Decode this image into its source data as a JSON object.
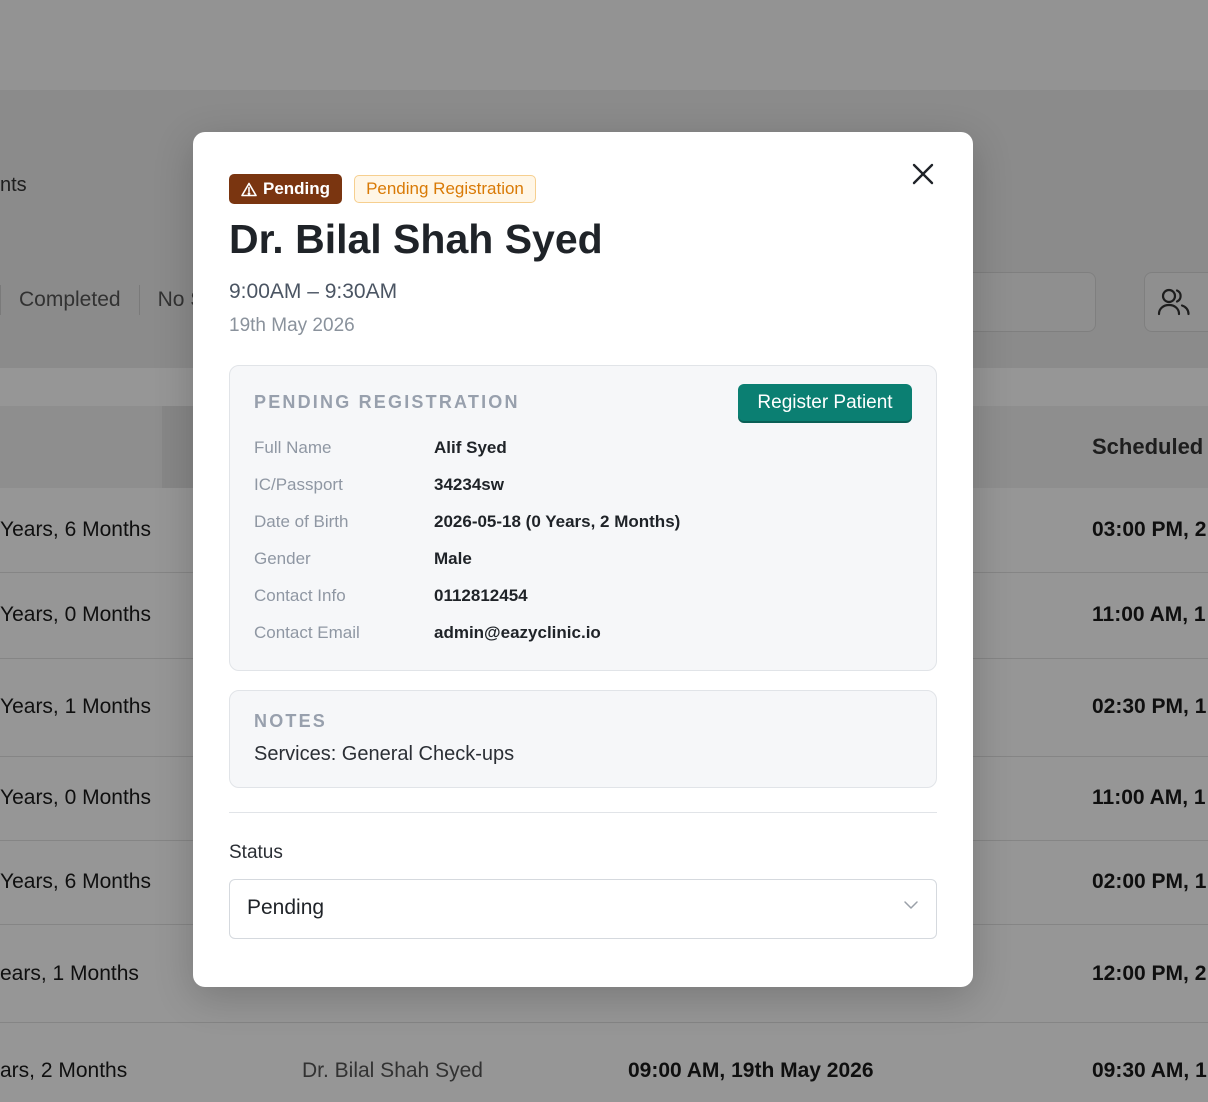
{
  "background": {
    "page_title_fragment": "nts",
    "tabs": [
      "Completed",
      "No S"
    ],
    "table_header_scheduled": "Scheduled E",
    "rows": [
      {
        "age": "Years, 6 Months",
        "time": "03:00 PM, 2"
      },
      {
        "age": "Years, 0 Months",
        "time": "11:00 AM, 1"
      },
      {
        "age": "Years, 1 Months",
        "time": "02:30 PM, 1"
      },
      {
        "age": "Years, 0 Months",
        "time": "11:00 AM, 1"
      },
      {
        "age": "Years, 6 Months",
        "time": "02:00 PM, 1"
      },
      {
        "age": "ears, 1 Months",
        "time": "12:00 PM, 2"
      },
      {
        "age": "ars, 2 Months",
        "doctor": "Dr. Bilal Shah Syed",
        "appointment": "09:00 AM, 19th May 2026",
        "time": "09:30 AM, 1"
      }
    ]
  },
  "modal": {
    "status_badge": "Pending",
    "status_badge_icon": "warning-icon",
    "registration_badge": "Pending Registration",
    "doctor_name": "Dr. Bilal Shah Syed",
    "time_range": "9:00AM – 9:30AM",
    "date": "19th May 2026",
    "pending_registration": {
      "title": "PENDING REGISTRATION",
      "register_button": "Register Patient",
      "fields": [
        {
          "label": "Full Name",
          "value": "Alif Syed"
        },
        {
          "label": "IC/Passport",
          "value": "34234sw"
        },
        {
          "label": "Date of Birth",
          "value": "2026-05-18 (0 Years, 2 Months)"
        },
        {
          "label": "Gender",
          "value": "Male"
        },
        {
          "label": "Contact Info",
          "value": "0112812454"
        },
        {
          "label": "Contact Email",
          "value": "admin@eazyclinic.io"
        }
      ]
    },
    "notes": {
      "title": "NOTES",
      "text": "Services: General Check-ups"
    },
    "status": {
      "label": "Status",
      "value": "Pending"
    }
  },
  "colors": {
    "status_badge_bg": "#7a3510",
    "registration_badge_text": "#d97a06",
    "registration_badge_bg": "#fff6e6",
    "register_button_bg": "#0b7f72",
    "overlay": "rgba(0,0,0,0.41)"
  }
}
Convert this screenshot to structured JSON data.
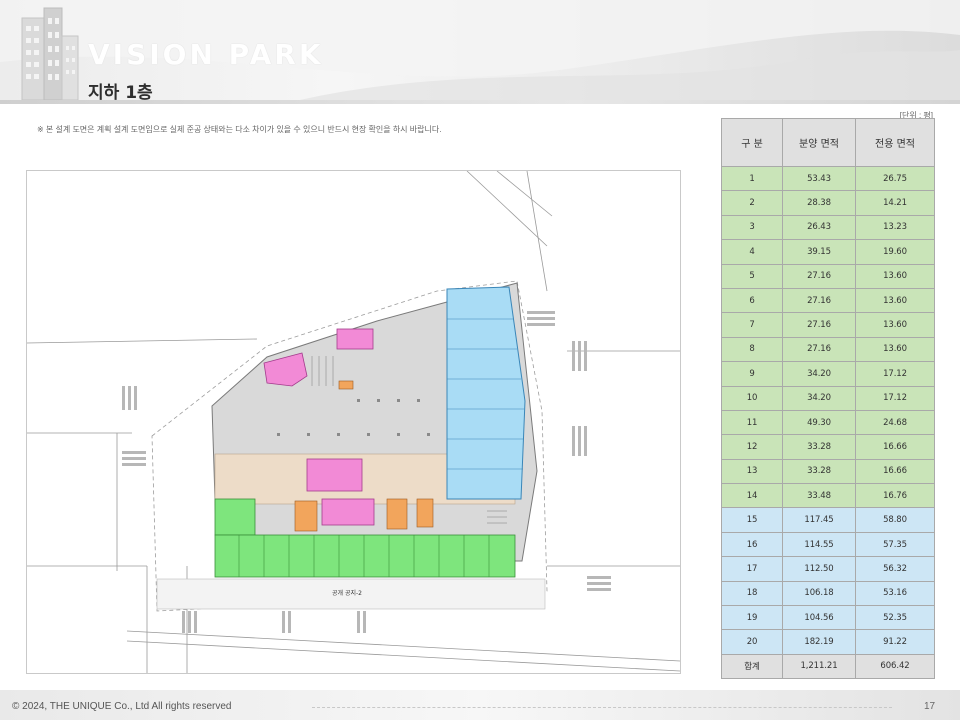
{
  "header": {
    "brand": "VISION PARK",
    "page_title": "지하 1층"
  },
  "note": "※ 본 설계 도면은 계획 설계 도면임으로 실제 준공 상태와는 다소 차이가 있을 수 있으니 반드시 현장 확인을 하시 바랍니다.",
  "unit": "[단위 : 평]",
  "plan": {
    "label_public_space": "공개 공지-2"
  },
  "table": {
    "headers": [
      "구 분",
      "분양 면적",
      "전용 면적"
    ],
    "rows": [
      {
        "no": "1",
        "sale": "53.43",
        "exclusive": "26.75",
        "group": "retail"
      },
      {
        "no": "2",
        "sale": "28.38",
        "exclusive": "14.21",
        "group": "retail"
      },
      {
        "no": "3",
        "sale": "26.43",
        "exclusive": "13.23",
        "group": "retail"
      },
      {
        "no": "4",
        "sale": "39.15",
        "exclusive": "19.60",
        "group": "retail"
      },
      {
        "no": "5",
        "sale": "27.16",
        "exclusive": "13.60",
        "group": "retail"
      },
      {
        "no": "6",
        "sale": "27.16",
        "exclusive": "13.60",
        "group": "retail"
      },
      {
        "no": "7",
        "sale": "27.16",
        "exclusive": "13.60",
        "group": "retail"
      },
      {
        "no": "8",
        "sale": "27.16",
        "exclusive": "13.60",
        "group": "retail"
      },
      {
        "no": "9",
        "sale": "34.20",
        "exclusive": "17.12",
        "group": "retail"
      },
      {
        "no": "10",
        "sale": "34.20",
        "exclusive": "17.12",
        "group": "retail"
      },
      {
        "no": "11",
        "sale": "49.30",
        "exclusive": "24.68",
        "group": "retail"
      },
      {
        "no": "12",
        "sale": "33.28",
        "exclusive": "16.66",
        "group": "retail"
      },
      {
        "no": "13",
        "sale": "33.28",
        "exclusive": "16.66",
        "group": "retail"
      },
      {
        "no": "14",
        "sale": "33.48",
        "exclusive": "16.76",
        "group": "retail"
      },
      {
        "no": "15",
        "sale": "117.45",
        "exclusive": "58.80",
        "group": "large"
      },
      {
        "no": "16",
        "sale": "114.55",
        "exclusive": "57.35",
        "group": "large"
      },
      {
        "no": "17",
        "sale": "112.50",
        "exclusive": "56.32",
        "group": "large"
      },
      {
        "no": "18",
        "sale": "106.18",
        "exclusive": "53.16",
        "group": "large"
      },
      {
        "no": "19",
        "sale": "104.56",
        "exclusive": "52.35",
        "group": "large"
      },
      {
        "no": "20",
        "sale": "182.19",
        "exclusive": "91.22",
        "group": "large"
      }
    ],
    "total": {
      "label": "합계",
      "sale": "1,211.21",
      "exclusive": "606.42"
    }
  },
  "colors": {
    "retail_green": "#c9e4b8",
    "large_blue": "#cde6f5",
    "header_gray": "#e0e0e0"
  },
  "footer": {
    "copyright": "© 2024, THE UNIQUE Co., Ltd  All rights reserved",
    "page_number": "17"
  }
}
----
→ PROBLEM TO WORK ON: In the records above, find each line that holds the word "data"; copy all such lines.

→ WRITTEN REPLY:
Decode this image into its source data as a JSON object.
Convert this screenshot to structured JSON data.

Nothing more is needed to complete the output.